— Written instruction —
The records below must be transcribed exactly. Do not include the pictures.

======== Exercise materials ========

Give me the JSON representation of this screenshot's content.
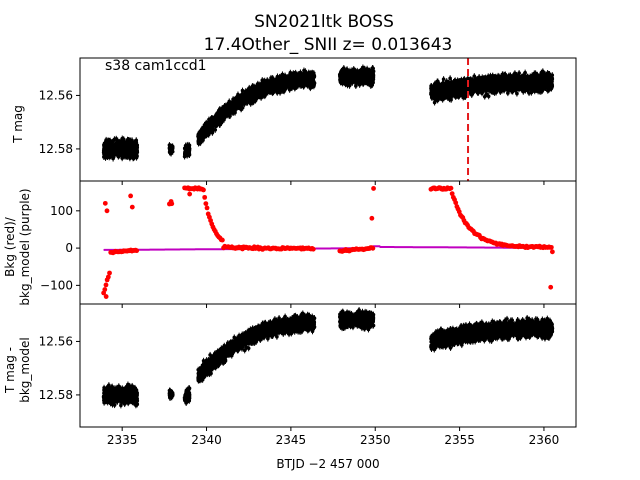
{
  "figure": {
    "title_line1": "SN2021ltk  BOSS",
    "title_line2": "17.4Other_ SNII z= 0.013643",
    "annotation": "s38 cam1ccd1"
  },
  "chart_data": [
    {
      "type": "scatter",
      "panel": "top",
      "ylabel": "T mag",
      "y_inverted": true,
      "ylim": [
        12.592,
        12.546
      ],
      "yticks": [
        12.56,
        12.58
      ],
      "ytick_labels": [
        "12.56",
        "12.58"
      ],
      "xlim": [
        2332.5,
        2361.9
      ],
      "marker_color": "#000000",
      "vline": {
        "x": 2355.5,
        "color": "#e41a1c",
        "style": "dashed"
      },
      "segments": [
        {
          "x": [
            2333.9,
            2335.9
          ],
          "y_start": 12.58,
          "y_end": 12.58,
          "scatter": 0.0045
        },
        {
          "x": [
            2337.8,
            2338.0
          ],
          "y_start": 12.58,
          "y_end": 12.58,
          "scatter": 0.002
        },
        {
          "x": [
            2338.7,
            2339.0
          ],
          "y_start": 12.581,
          "y_end": 12.58,
          "scatter": 0.003
        },
        {
          "x": [
            2339.5,
            2346.4
          ],
          "y_start": 12.576,
          "y_end": 12.554,
          "scatter": 0.004
        },
        {
          "x": [
            2347.9,
            2349.9
          ],
          "y_start": 12.553,
          "y_end": 12.553,
          "scatter": 0.004
        },
        {
          "x": [
            2353.3,
            2360.5
          ],
          "y_start": 12.559,
          "y_end": 12.555,
          "scatter": 0.0045
        }
      ]
    },
    {
      "type": "scatter",
      "panel": "middle",
      "ylabel": "Bkg (red)/ bkg_model (purple)",
      "ylim": [
        -150,
        180
      ],
      "yticks": [
        100,
        0,
        -100
      ],
      "ytick_labels": [
        "100",
        "0",
        "−100"
      ],
      "xlim": [
        2332.5,
        2361.9
      ],
      "series": [
        {
          "name": "Bkg",
          "color": "#ff0000"
        },
        {
          "name": "bkg_model",
          "color": "#c000c0"
        }
      ]
    },
    {
      "type": "scatter",
      "panel": "bottom",
      "ylabel": "T mag - bkg_model",
      "y_inverted": true,
      "ylim": [
        12.592,
        12.546
      ],
      "yticks": [
        12.56,
        12.58
      ],
      "ytick_labels": [
        "12.56",
        "12.58"
      ],
      "xlim": [
        2332.5,
        2361.9
      ],
      "xticks": [
        2335,
        2340,
        2345,
        2350,
        2355,
        2360
      ],
      "xtick_labels": [
        "2335",
        "2340",
        "2345",
        "2350",
        "2355",
        "2360"
      ],
      "xlabel": "BTJD −2 457 000",
      "marker_color": "#000000",
      "segments": [
        {
          "x": [
            2333.9,
            2335.9
          ],
          "y_start": 12.58,
          "y_end": 12.58,
          "scatter": 0.0045
        },
        {
          "x": [
            2337.8,
            2338.0
          ],
          "y_start": 12.58,
          "y_end": 12.58,
          "scatter": 0.002
        },
        {
          "x": [
            2338.7,
            2339.0
          ],
          "y_start": 12.581,
          "y_end": 12.58,
          "scatter": 0.003
        },
        {
          "x": [
            2339.5,
            2346.4
          ],
          "y_start": 12.573,
          "y_end": 12.553,
          "scatter": 0.004
        },
        {
          "x": [
            2347.9,
            2349.9
          ],
          "y_start": 12.552,
          "y_end": 12.552,
          "scatter": 0.004
        },
        {
          "x": [
            2353.3,
            2360.5
          ],
          "y_start": 12.56,
          "y_end": 12.555,
          "scatter": 0.0045
        }
      ]
    }
  ]
}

========

— Exercise result —
Give me the JSON representation of this screenshot's content.
{
  "figure": {
    "title_line1": "SN2021ltk  BOSS",
    "title_line2": "17.4Other_ SNII z= 0.013643",
    "annotation": "s38 cam1ccd1"
  },
  "chart_data": [
    {
      "type": "scatter",
      "panel": "top",
      "ylabel": "T mag",
      "y_inverted": true,
      "ylim": [
        12.592,
        12.546
      ],
      "yticks": [
        12.56,
        12.58
      ],
      "ytick_labels": [
        "12.56",
        "12.58"
      ],
      "xlim": [
        2332.5,
        2361.9
      ],
      "marker_color": "#000000",
      "vline": {
        "x": 2355.5,
        "color": "#e41a1c",
        "style": "dashed"
      },
      "segments": [
        {
          "x": [
            2333.9,
            2335.9
          ],
          "y_start": 12.58,
          "y_end": 12.58,
          "scatter": 0.0045
        },
        {
          "x": [
            2337.8,
            2338.0
          ],
          "y_start": 12.58,
          "y_end": 12.58,
          "scatter": 0.002
        },
        {
          "x": [
            2338.7,
            2339.0
          ],
          "y_start": 12.581,
          "y_end": 12.58,
          "scatter": 0.003
        },
        {
          "x": [
            2339.5,
            2346.4
          ],
          "y_start": 12.576,
          "y_end": 12.554,
          "scatter": 0.004
        },
        {
          "x": [
            2347.9,
            2349.9
          ],
          "y_start": 12.553,
          "y_end": 12.553,
          "scatter": 0.004
        },
        {
          "x": [
            2353.3,
            2360.5
          ],
          "y_start": 12.559,
          "y_end": 12.555,
          "scatter": 0.0045
        }
      ]
    },
    {
      "type": "scatter",
      "panel": "middle",
      "ylabel": "Bkg (red)/ bkg_model (purple)",
      "ylim": [
        -150,
        180
      ],
      "yticks": [
        100,
        0,
        -100
      ],
      "ytick_labels": [
        "100",
        "0",
        "−100"
      ],
      "xlim": [
        2332.5,
        2361.9
      ],
      "series": [
        {
          "name": "Bkg",
          "color": "#ff0000"
        },
        {
          "name": "bkg_model",
          "color": "#c000c0"
        }
      ]
    },
    {
      "type": "scatter",
      "panel": "bottom",
      "ylabel": "T mag - bkg_model",
      "y_inverted": true,
      "ylim": [
        12.592,
        12.546
      ],
      "yticks": [
        12.56,
        12.58
      ],
      "ytick_labels": [
        "12.56",
        "12.58"
      ],
      "xlim": [
        2332.5,
        2361.9
      ],
      "xticks": [
        2335,
        2340,
        2345,
        2350,
        2355,
        2360
      ],
      "xtick_labels": [
        "2335",
        "2340",
        "2345",
        "2350",
        "2355",
        "2360"
      ],
      "xlabel": "BTJD −2 457 000",
      "marker_color": "#000000",
      "segments": [
        {
          "x": [
            2333.9,
            2335.9
          ],
          "y_start": 12.58,
          "y_end": 12.58,
          "scatter": 0.0045
        },
        {
          "x": [
            2337.8,
            2338.0
          ],
          "y_start": 12.58,
          "y_end": 12.58,
          "scatter": 0.002
        },
        {
          "x": [
            2338.7,
            2339.0
          ],
          "y_start": 12.581,
          "y_end": 12.58,
          "scatter": 0.003
        },
        {
          "x": [
            2339.5,
            2346.4
          ],
          "y_start": 12.573,
          "y_end": 12.553,
          "scatter": 0.004
        },
        {
          "x": [
            2347.9,
            2349.9
          ],
          "y_start": 12.552,
          "y_end": 12.552,
          "scatter": 0.004
        },
        {
          "x": [
            2353.3,
            2360.5
          ],
          "y_start": 12.56,
          "y_end": 12.555,
          "scatter": 0.0045
        }
      ]
    }
  ]
}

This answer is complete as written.